__Exercise__
In the material below, identify each line bearing the word "text". Reproduce those lines.

__Material for the task__
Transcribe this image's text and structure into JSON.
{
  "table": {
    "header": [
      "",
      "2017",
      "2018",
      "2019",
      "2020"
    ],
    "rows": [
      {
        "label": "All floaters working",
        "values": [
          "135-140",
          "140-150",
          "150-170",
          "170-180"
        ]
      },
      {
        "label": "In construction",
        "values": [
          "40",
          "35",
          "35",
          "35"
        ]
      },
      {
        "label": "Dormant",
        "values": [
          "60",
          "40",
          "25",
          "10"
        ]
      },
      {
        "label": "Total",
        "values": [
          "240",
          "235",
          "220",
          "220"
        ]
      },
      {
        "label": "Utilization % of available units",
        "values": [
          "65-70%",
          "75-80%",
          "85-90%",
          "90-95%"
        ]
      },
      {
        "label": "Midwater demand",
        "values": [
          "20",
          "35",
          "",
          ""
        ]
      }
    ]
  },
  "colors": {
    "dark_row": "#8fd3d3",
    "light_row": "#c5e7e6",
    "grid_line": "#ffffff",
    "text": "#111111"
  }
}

__Output of the task__
Transcribe this image's text and structure into JSON.
    "text": "#111111"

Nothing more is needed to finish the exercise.